Given entries

-- begin --

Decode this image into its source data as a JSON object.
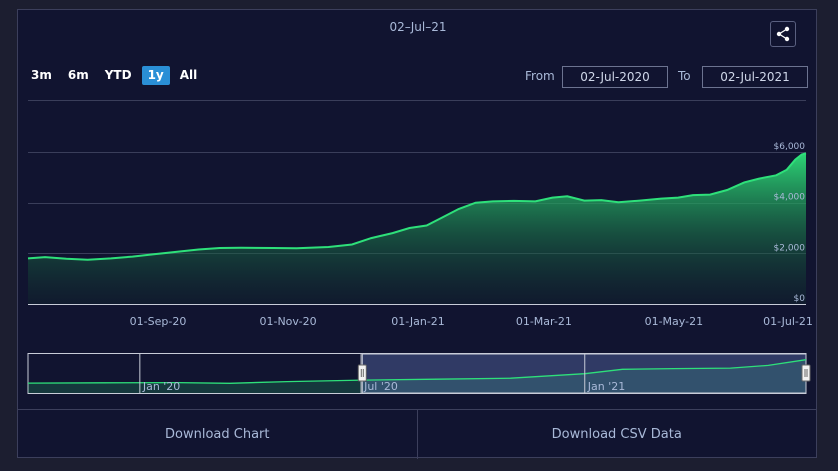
{
  "header": {
    "date": "02–Jul–21"
  },
  "share": {
    "icon": "share-icon"
  },
  "range_buttons": [
    {
      "label": "3m",
      "active": false
    },
    {
      "label": "6m",
      "active": false
    },
    {
      "label": "YTD",
      "active": false
    },
    {
      "label": "1y",
      "active": true
    },
    {
      "label": "All",
      "active": false
    }
  ],
  "date_range": {
    "from_label": "From",
    "from_value": "02-Jul-2020",
    "to_label": "To",
    "to_value": "02-Jul-2021"
  },
  "footer": {
    "download_chart": "Download Chart",
    "download_csv": "Download CSV Data"
  },
  "colors": {
    "background": "#111430",
    "line": "#2ee07a",
    "accent": "#2a8fd6"
  },
  "chart_data": {
    "type": "area",
    "title": "",
    "xlabel": "",
    "ylabel": "",
    "ylim": [
      0,
      6000
    ],
    "y_ticks": [
      {
        "value": 0,
        "label": "$0"
      },
      {
        "value": 2000,
        "label": "$2,000"
      },
      {
        "value": 4000,
        "label": "$4,000"
      },
      {
        "value": 6000,
        "label": "$6,000"
      }
    ],
    "x_ticks": [
      "01-Sep-20",
      "01-Nov-20",
      "01-Jan-21",
      "01-Mar-21",
      "01-May-21",
      "01-Jul-21"
    ],
    "x_range": [
      "2020-07-02",
      "2021-07-02"
    ],
    "series": [
      {
        "name": "",
        "points": [
          [
            "2020-07-02",
            1800
          ],
          [
            "2020-07-10",
            1850
          ],
          [
            "2020-07-20",
            1790
          ],
          [
            "2020-07-30",
            1750
          ],
          [
            "2020-08-10",
            1800
          ],
          [
            "2020-08-20",
            1870
          ],
          [
            "2020-08-30",
            1960
          ],
          [
            "2020-09-10",
            2060
          ],
          [
            "2020-09-20",
            2150
          ],
          [
            "2020-09-30",
            2210
          ],
          [
            "2020-10-10",
            2220
          ],
          [
            "2020-10-25",
            2210
          ],
          [
            "2020-11-05",
            2200
          ],
          [
            "2020-11-20",
            2250
          ],
          [
            "2020-12-01",
            2350
          ],
          [
            "2020-12-10",
            2600
          ],
          [
            "2020-12-20",
            2800
          ],
          [
            "2020-12-28",
            3000
          ],
          [
            "2021-01-05",
            3100
          ],
          [
            "2021-01-12",
            3400
          ],
          [
            "2021-01-20",
            3750
          ],
          [
            "2021-01-28",
            4000
          ],
          [
            "2021-02-05",
            4050
          ],
          [
            "2021-02-15",
            4070
          ],
          [
            "2021-02-25",
            4050
          ],
          [
            "2021-03-05",
            4200
          ],
          [
            "2021-03-12",
            4250
          ],
          [
            "2021-03-20",
            4080
          ],
          [
            "2021-03-28",
            4100
          ],
          [
            "2021-04-05",
            4020
          ],
          [
            "2021-04-15",
            4080
          ],
          [
            "2021-04-25",
            4160
          ],
          [
            "2021-05-03",
            4200
          ],
          [
            "2021-05-10",
            4300
          ],
          [
            "2021-05-18",
            4320
          ],
          [
            "2021-05-26",
            4500
          ],
          [
            "2021-06-03",
            4800
          ],
          [
            "2021-06-10",
            4950
          ],
          [
            "2021-06-18",
            5080
          ],
          [
            "2021-06-23",
            5300
          ],
          [
            "2021-06-27",
            5700
          ],
          [
            "2021-06-30",
            5900
          ],
          [
            "2021-07-02",
            5950
          ]
        ]
      }
    ]
  },
  "navigator": {
    "x_range": [
      "2019-10-01",
      "2021-07-02"
    ],
    "window": [
      "2020-07-02",
      "2021-07-02"
    ],
    "ticks": [
      "Jan '20",
      "Jul '20",
      "Jan '21"
    ],
    "tick_dates": [
      "2020-01-01",
      "2020-07-01",
      "2021-01-01"
    ],
    "series": [
      [
        "2019-10-01",
        1200
      ],
      [
        "2019-12-01",
        1250
      ],
      [
        "2020-02-01",
        1300
      ],
      [
        "2020-03-15",
        1150
      ],
      [
        "2020-05-01",
        1500
      ],
      [
        "2020-07-02",
        1800
      ],
      [
        "2020-09-01",
        2000
      ],
      [
        "2020-11-01",
        2200
      ],
      [
        "2021-01-01",
        3100
      ],
      [
        "2021-02-01",
        4000
      ],
      [
        "2021-03-15",
        4150
      ],
      [
        "2021-05-01",
        4250
      ],
      [
        "2021-06-01",
        4800
      ],
      [
        "2021-07-02",
        5950
      ]
    ]
  }
}
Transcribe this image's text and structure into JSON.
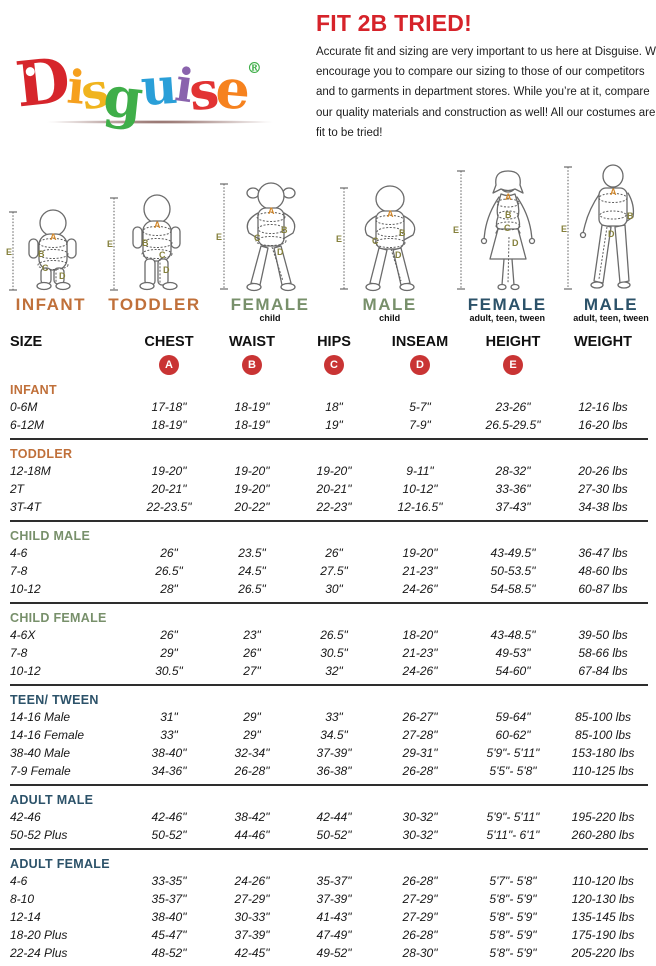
{
  "logo": {
    "letters": [
      {
        "ch": "D",
        "color": "#d6252b"
      },
      {
        "ch": "i",
        "color": "#f6a01e"
      },
      {
        "ch": "s",
        "color": "#f0b41e"
      },
      {
        "ch": "g",
        "color": "#3fae49"
      },
      {
        "ch": "u",
        "color": "#2a9fd8"
      },
      {
        "ch": "i",
        "color": "#8a63ad"
      },
      {
        "ch": "s",
        "color": "#e23333"
      },
      {
        "ch": "e",
        "color": "#f6821e"
      },
      {
        "ch": "®",
        "color": "#3fae49"
      }
    ]
  },
  "intro": {
    "title": "FIT 2B TRIED!",
    "body": "Accurate fit and sizing are very important to us here at Disguise. We encourage you to compare our sizing to those of our competitors and to garments in department stores. While you’re at it, compare our quality materials and construction as well! All our costumes are fit to be tried!"
  },
  "figure_marks": {
    "a": "A",
    "b": "B",
    "c": "C",
    "d": "D",
    "e": "E"
  },
  "figures": [
    {
      "label": "INFANT",
      "sublabel": "",
      "label_color": "#c0703a"
    },
    {
      "label": "TODDLER",
      "sublabel": "",
      "label_color": "#c0703a"
    },
    {
      "label": "FEMALE",
      "sublabel": "child",
      "label_color": "#78906b"
    },
    {
      "label": "MALE",
      "sublabel": "child",
      "label_color": "#78906b"
    },
    {
      "label": "FEMALE",
      "sublabel": "adult, teen, tween",
      "label_color": "#2c5269"
    },
    {
      "label": "MALE",
      "sublabel": "adult, teen, tween",
      "label_color": "#2c5269"
    }
  ],
  "table": {
    "columns": [
      "SIZE",
      "CHEST",
      "WAIST",
      "HIPS",
      "INSEAM",
      "HEIGHT",
      "WEIGHT"
    ],
    "badges": [
      "A",
      "B",
      "C",
      "D",
      "E"
    ],
    "badge_color": "#c93434",
    "sections": [
      {
        "name": "INFANT",
        "color": "#c0703a",
        "rows": [
          {
            "size": "0-6M",
            "values": [
              "17-18\"",
              "18-19\"",
              "18\"",
              "5-7\"",
              "23-26\"",
              "12-16 lbs"
            ]
          },
          {
            "size": "6-12M",
            "values": [
              "18-19\"",
              "18-19\"",
              "19\"",
              "7-9\"",
              "26.5-29.5\"",
              "16-20 lbs"
            ]
          }
        ]
      },
      {
        "name": "TODDLER",
        "color": "#c0703a",
        "rows": [
          {
            "size": "12-18M",
            "values": [
              "19-20\"",
              "19-20\"",
              "19-20\"",
              "9-11\"",
              "28-32\"",
              "20-26 lbs"
            ]
          },
          {
            "size": "2T",
            "values": [
              "20-21\"",
              "19-20\"",
              "20-21\"",
              "10-12\"",
              "33-36\"",
              "27-30 lbs"
            ]
          },
          {
            "size": "3T-4T",
            "values": [
              "22-23.5\"",
              "20-22\"",
              "22-23\"",
              "12-16.5\"",
              "37-43\"",
              "34-38 lbs"
            ]
          }
        ]
      },
      {
        "name": "CHILD MALE",
        "color": "#78906b",
        "rows": [
          {
            "size": "4-6",
            "values": [
              "26\"",
              "23.5\"",
              "26\"",
              "19-20\"",
              "43-49.5\"",
              "36-47 lbs"
            ]
          },
          {
            "size": "7-8",
            "values": [
              "26.5\"",
              "24.5\"",
              "27.5\"",
              "21-23\"",
              "50-53.5\"",
              "48-60 lbs"
            ]
          },
          {
            "size": "10-12",
            "values": [
              "28\"",
              "26.5\"",
              "30\"",
              "24-26\"",
              "54-58.5\"",
              "60-87 lbs"
            ]
          }
        ]
      },
      {
        "name": "CHILD FEMALE",
        "color": "#78906b",
        "rows": [
          {
            "size": "4-6X",
            "values": [
              "26\"",
              "23\"",
              "26.5\"",
              "18-20\"",
              "43-48.5\"",
              "39-50 lbs"
            ]
          },
          {
            "size": "7-8",
            "values": [
              "29\"",
              "26\"",
              "30.5\"",
              "21-23\"",
              "49-53\"",
              "58-66 lbs"
            ]
          },
          {
            "size": "10-12",
            "values": [
              "30.5\"",
              "27\"",
              "32\"",
              "24-26\"",
              "54-60\"",
              "67-84 lbs"
            ]
          }
        ]
      },
      {
        "name": "TEEN/ TWEEN",
        "color": "#2c5269",
        "rows": [
          {
            "size": "14-16 Male",
            "values": [
              "31\"",
              "29\"",
              "33\"",
              "26-27\"",
              "59-64\"",
              "85-100 lbs"
            ]
          },
          {
            "size": "14-16 Female",
            "values": [
              "33\"",
              "29\"",
              "34.5\"",
              "27-28\"",
              "60-62\"",
              "85-100 lbs"
            ]
          },
          {
            "size": "38-40 Male",
            "values": [
              "38-40\"",
              "32-34\"",
              "37-39\"",
              "29-31\"",
              "5'9\"- 5'11\"",
              "153-180 lbs"
            ]
          },
          {
            "size": "7-9 Female",
            "values": [
              "34-36\"",
              "26-28\"",
              "36-38\"",
              "26-28\"",
              "5'5\"- 5'8\"",
              "110-125 lbs"
            ]
          }
        ]
      },
      {
        "name": "ADULT MALE",
        "color": "#2c5269",
        "rows": [
          {
            "size": "42-46",
            "values": [
              "42-46\"",
              "38-42\"",
              "42-44\"",
              "30-32\"",
              "5'9\"- 5'11\"",
              "195-220 lbs"
            ]
          },
          {
            "size": "50-52 Plus",
            "values": [
              "50-52\"",
              "44-46\"",
              "50-52\"",
              "30-32\"",
              "5'11\"- 6'1\"",
              "260-280 lbs"
            ]
          }
        ]
      },
      {
        "name": "ADULT FEMALE",
        "color": "#2c5269",
        "rows": [
          {
            "size": "4-6",
            "values": [
              "33-35\"",
              "24-26\"",
              "35-37\"",
              "26-28\"",
              "5'7\"- 5'8\"",
              "110-120 lbs"
            ]
          },
          {
            "size": "8-10",
            "values": [
              "35-37\"",
              "27-29\"",
              "37-39\"",
              "27-29\"",
              "5'8\"- 5'9\"",
              "120-130 lbs"
            ]
          },
          {
            "size": "12-14",
            "values": [
              "38-40\"",
              "30-33\"",
              "41-43\"",
              "27-29\"",
              "5'8\"- 5'9\"",
              "135-145 lbs"
            ]
          },
          {
            "size": "18-20 Plus",
            "values": [
              "45-47\"",
              "37-39\"",
              "47-49\"",
              "26-28\"",
              "5'8\"- 5'9\"",
              "175-190 lbs"
            ]
          },
          {
            "size": "22-24 Plus",
            "values": [
              "48-52\"",
              "42-45\"",
              "49-52\"",
              "28-30\"",
              "5'8\"- 5'9\"",
              "205-220 lbs"
            ]
          }
        ]
      }
    ]
  }
}
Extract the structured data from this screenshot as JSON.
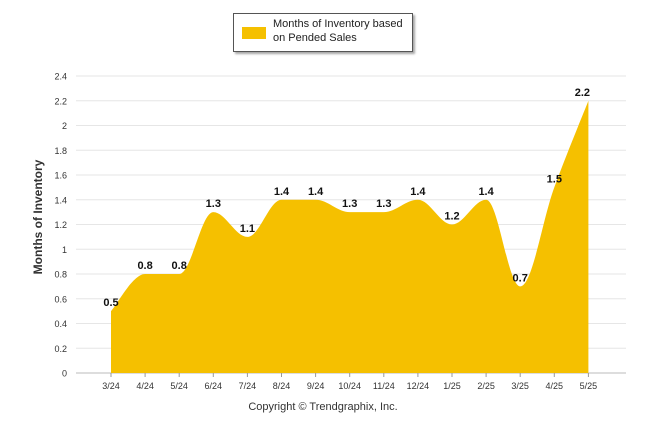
{
  "chart_data": {
    "type": "area",
    "categories": [
      "3/24",
      "4/24",
      "5/24",
      "6/24",
      "7/24",
      "8/24",
      "9/24",
      "10/24",
      "11/24",
      "12/24",
      "1/25",
      "2/25",
      "3/25",
      "4/25",
      "5/25"
    ],
    "series": [
      {
        "name": "Months of Inventory based on Pended Sales",
        "values": [
          0.5,
          0.8,
          0.8,
          1.3,
          1.1,
          1.4,
          1.4,
          1.3,
          1.3,
          1.4,
          1.2,
          1.4,
          0.7,
          1.5,
          2.2
        ]
      }
    ],
    "data_labels": [
      "0.5",
      "0.8",
      "0.8",
      "1.3",
      "1.1",
      "1.4",
      "1.4",
      "1.3",
      "1.3",
      "1.4",
      "1.2",
      "1.4",
      "0.7",
      "1.5",
      "2.2"
    ],
    "ylabel": "Months of Inventory",
    "xlabel": "",
    "ylim": [
      0,
      2.4
    ],
    "y_ticks": [
      "0",
      "0.2",
      "0.4",
      "0.6",
      "0.8",
      "1",
      "1.2",
      "1.4",
      "1.6",
      "1.8",
      "2",
      "2.2",
      "2.4"
    ],
    "grid": "horizontal",
    "legend_position": "top-center",
    "colors": {
      "fill": "#F5C000",
      "grid": "#e6e6e6"
    }
  },
  "legend": {
    "label": "Months of Inventory based on Pended Sales"
  },
  "footer": {
    "text": "Copyright © Trendgraphix, Inc."
  }
}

-- end --

Written exercise
Return only the number of lines in the preceding records that contain the string "image".

Exercise solution
2